#### INPUT FOR THIS TASK:
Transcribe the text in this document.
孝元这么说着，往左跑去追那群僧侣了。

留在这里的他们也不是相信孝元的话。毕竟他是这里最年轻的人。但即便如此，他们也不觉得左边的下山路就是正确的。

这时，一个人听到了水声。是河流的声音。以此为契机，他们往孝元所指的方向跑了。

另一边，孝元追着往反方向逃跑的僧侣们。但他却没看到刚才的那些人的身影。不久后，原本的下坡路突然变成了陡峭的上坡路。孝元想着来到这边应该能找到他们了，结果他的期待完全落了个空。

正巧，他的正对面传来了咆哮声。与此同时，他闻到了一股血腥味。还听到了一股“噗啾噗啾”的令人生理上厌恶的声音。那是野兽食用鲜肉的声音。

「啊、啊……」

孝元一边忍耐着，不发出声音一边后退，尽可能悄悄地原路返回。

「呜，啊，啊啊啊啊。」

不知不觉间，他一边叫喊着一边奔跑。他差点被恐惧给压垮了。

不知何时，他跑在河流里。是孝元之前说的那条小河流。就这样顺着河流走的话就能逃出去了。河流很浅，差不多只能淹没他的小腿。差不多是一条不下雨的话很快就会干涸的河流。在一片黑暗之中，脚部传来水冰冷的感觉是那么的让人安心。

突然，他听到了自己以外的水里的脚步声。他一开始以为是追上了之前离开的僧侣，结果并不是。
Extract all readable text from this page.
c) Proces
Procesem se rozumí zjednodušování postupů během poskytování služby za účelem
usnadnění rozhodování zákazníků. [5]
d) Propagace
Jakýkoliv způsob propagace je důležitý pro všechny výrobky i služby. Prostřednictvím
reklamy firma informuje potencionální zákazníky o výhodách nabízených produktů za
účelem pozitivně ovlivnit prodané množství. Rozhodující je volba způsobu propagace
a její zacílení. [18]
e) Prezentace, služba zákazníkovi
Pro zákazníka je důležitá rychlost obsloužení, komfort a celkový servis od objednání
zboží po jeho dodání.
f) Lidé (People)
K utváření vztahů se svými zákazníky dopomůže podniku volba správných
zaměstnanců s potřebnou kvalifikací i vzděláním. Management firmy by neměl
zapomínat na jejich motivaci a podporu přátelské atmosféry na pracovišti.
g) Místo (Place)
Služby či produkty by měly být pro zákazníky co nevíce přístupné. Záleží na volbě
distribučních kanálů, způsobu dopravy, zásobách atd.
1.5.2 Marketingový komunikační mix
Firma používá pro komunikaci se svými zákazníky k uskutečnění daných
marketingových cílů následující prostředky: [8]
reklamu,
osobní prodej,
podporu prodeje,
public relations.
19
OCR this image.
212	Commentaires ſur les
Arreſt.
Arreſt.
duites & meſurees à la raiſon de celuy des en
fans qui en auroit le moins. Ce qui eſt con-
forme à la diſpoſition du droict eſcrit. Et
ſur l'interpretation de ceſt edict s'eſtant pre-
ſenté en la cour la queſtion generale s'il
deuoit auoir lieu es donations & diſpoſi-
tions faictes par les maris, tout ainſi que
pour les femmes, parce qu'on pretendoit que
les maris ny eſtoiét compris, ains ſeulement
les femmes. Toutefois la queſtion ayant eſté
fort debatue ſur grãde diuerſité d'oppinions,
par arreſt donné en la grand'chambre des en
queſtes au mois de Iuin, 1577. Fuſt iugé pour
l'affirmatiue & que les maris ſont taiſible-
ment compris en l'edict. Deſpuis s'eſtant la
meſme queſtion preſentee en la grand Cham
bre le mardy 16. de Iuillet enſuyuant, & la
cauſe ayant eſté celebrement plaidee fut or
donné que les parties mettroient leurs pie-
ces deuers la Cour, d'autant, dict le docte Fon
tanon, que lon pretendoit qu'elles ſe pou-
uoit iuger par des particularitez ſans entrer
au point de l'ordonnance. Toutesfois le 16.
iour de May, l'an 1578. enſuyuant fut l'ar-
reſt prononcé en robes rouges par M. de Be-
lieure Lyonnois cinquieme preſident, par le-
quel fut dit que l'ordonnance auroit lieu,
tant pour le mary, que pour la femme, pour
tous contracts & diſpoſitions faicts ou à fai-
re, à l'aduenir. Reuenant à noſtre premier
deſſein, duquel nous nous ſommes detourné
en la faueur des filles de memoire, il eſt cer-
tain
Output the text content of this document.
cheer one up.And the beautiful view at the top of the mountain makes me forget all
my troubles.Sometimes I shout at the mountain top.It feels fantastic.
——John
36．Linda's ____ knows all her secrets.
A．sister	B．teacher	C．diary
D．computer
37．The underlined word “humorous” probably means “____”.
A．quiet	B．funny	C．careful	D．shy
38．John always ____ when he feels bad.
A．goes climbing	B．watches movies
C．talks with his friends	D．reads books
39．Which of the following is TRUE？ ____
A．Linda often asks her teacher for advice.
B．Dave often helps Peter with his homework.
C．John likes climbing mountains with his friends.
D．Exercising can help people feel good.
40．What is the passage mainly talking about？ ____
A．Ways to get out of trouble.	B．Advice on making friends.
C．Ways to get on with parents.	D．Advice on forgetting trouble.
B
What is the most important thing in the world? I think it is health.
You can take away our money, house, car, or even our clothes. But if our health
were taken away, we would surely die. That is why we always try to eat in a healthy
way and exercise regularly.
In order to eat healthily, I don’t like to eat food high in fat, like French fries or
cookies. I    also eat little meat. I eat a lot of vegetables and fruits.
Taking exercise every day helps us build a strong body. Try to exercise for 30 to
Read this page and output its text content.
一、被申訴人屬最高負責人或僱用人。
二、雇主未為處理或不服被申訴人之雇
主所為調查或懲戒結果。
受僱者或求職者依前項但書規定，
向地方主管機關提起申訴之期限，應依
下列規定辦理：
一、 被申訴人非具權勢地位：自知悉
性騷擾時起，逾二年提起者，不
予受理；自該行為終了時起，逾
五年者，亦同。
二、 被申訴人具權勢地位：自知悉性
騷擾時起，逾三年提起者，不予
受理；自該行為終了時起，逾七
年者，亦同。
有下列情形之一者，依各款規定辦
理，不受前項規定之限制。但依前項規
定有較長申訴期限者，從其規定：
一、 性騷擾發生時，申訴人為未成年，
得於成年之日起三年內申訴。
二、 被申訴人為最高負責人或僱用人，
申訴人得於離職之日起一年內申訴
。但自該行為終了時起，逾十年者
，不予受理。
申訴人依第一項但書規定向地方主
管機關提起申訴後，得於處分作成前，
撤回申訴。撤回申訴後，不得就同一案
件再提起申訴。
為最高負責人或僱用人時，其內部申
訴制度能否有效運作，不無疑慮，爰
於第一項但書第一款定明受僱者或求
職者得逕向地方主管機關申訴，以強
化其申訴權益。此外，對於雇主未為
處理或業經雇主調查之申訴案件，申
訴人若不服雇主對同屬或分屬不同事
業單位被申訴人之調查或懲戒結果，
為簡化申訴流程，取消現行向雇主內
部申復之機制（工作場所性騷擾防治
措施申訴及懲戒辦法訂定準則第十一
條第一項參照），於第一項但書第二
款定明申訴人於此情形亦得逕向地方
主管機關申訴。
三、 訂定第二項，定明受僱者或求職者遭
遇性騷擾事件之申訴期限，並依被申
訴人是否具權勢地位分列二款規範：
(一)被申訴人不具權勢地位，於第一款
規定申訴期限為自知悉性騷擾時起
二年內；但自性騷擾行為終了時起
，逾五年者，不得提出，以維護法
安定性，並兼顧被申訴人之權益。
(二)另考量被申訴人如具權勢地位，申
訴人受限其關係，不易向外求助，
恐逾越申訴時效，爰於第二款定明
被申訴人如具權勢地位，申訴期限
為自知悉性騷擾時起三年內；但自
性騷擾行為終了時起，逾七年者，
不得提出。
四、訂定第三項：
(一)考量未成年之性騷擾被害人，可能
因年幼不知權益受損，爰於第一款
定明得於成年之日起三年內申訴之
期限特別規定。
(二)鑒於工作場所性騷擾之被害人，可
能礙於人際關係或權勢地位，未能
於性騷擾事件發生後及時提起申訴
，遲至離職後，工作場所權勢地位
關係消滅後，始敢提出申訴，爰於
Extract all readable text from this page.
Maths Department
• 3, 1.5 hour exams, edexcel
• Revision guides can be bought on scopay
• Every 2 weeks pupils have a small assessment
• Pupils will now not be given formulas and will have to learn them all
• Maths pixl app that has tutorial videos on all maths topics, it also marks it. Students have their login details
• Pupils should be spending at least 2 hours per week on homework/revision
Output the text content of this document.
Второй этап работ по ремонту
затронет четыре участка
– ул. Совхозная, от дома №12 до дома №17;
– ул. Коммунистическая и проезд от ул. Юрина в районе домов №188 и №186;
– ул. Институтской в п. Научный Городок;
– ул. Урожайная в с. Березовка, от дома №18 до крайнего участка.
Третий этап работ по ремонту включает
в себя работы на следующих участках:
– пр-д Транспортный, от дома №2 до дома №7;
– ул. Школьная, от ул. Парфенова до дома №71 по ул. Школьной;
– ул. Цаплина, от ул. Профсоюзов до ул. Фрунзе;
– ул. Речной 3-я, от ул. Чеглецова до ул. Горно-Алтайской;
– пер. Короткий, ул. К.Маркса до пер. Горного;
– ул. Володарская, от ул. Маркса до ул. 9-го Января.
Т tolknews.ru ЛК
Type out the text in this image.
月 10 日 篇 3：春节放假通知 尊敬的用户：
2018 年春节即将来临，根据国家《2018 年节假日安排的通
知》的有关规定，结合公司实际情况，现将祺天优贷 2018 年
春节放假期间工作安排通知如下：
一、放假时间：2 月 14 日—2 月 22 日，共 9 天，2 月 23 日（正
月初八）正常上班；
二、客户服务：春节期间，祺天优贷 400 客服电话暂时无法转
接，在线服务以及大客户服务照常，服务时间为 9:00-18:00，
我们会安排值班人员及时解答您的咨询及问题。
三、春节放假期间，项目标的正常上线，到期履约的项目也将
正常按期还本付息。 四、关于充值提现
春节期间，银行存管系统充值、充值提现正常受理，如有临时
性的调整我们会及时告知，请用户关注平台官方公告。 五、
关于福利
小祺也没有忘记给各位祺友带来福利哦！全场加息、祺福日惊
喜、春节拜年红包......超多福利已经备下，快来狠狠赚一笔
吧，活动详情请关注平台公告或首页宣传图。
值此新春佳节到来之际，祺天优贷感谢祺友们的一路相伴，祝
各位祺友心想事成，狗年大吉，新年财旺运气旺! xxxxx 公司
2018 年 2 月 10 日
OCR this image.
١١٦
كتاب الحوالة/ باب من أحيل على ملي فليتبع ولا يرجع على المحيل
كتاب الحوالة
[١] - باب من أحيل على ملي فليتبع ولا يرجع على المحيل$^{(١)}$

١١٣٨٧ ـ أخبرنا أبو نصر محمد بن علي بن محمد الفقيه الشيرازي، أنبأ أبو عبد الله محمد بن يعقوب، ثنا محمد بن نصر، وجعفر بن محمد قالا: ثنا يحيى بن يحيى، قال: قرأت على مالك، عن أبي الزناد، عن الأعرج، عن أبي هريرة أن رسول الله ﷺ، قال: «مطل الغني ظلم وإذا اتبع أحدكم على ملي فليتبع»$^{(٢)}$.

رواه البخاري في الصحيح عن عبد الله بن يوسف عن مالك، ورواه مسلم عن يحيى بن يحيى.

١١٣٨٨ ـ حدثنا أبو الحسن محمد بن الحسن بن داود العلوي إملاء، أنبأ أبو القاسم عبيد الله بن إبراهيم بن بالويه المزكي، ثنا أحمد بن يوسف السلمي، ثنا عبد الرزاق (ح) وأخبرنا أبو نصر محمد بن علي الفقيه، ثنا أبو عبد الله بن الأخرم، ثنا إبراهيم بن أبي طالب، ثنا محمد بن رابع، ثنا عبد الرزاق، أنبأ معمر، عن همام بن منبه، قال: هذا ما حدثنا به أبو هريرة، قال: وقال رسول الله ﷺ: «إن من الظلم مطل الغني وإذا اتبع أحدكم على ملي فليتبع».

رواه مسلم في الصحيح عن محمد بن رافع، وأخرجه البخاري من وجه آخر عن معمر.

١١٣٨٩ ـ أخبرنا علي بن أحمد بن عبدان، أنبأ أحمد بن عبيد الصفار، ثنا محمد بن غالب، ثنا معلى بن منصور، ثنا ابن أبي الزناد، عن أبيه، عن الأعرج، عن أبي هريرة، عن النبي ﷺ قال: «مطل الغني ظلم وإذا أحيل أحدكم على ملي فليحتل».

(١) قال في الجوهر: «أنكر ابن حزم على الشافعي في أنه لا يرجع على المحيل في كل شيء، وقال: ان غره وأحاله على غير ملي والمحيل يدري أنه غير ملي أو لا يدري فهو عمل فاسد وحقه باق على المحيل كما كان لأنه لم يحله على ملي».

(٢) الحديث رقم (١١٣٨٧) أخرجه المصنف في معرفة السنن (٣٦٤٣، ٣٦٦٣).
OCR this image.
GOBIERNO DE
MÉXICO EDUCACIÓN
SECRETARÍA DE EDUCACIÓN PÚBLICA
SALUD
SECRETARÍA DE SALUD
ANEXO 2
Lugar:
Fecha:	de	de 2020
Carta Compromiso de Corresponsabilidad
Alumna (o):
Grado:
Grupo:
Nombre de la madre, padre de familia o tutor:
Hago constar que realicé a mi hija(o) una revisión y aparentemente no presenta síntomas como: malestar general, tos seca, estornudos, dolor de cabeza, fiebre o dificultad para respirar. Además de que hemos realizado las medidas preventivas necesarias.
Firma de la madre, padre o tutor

#### GIVEN PROBLEM:
Search the entries for the word "الله" and gather every line where it appears.

#### COMPLETE RESPONSE:
١١٣٨٧ ـ أخبرنا أبو نصر محمد بن علي بن محمد الفقيه الشيرازي، أنبأ أبو عبد الله محمد بن يعقوب، ثنا محمد بن نصر، وجعفر بن محمد قالا: ثنا يحيى بن يحيى، قال: قرأت على مالك، عن أبي الزناد، عن الأعرج، عن أبي هريرة أن رسول الله ﷺ، قال: «مطل الغني ظلم وإذا اتبع أحدكم على ملي فليتبع»$^{(٢)}$.
رواه البخاري في الصحيح عن عبد الله بن يوسف عن مالك، ورواه مسلم عن يحيى بن يحيى.
١١٣٨٨ ـ حدثنا أبو الحسن محمد بن الحسن بن داود العلوي إملاء، أنبأ أبو القاسم عبيد الله بن إبراهيم بن بالويه المزكي، ثنا أحمد بن يوسف السلمي، ثنا عبد الرزاق (ح) وأخبرنا أبو نصر محمد بن علي الفقيه، ثنا أبو عبد الله بن الأخرم، ثنا إبراهيم بن أبي طالب، ثنا محمد بن رابع، ثنا عبد الرزاق، أنبأ معمر، عن همام بن منبه، قال: هذا ما حدثنا به أبو هريرة، قال: وقال رسول الله ﷺ: «إن من الظلم مطل الغني وإذا اتبع أحدكم على ملي فليتبع».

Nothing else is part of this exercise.